INSTRUCTIONS TO FOLLOW — Word for word, restate every line of the material.
** Begin DATA EXCERPTS **
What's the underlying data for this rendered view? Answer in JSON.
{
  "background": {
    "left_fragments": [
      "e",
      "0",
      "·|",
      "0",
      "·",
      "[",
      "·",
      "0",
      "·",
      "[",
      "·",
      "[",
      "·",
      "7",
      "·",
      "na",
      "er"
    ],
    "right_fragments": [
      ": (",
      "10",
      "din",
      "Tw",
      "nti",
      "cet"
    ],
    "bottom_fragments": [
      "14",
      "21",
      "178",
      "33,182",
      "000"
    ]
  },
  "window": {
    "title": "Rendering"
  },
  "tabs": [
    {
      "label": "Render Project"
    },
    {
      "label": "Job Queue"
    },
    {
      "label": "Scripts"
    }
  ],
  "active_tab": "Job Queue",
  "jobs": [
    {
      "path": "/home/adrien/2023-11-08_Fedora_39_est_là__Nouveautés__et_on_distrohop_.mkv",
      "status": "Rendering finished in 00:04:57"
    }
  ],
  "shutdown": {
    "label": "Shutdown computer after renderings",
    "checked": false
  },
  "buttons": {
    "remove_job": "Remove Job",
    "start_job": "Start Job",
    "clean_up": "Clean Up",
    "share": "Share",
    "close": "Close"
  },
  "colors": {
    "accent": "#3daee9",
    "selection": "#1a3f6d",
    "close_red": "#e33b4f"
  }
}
** End DATA EXCERPTS **
ANSWER TO THIS TASK —
What's the underlying data for this rendered view? Answer in JSON.
{
  "background": {
    "left_fragments": [
      "e",
      "0",
      "·|",
      "0",
      "·",
      "[",
      "·",
      "0",
      "·",
      "[",
      "·",
      "[",
      "·",
      "7",
      "·",
      "na",
      "er"
    ],
    "right_fragments": [
      ": (",
      "10",
      "din",
      "Tw",
      "nti",
      "cet"
    ],
    "bottom_fragments": [
      "14",
      "21",
      "178",
      "33,182",
      "000"
    ]
  },
  "window": {
    "title": "Rendering"
  },
  "tabs": [
    {
      "label": "Render Project"
    },
    {
      "label": "Job Queue"
    },
    {
      "label": "Scripts"
    }
  ],
  "active_tab": "Job Queue",
  "jobs": [
    {
      "path": "/home/adrien/2023-11-08_Fedora_39_est_là__Nouveautés__et_on_distrohop_.mkv",
      "status": "Rendering finished in 00:04:57"
    }
  ],
  "shutdown": {
    "label": "Shutdown computer after renderings",
    "checked": false
  },
  "buttons": {
    "remove_job": "Remove Job",
    "start_job": "Start Job",
    "clean_up": "Clean Up",
    "share": "Share",
    "close": "Close"
  },
  "colors": {
    "accent": "#3daee9",
    "selection": "#1a3f6d",
    "close_red": "#e33b4f"
  }
}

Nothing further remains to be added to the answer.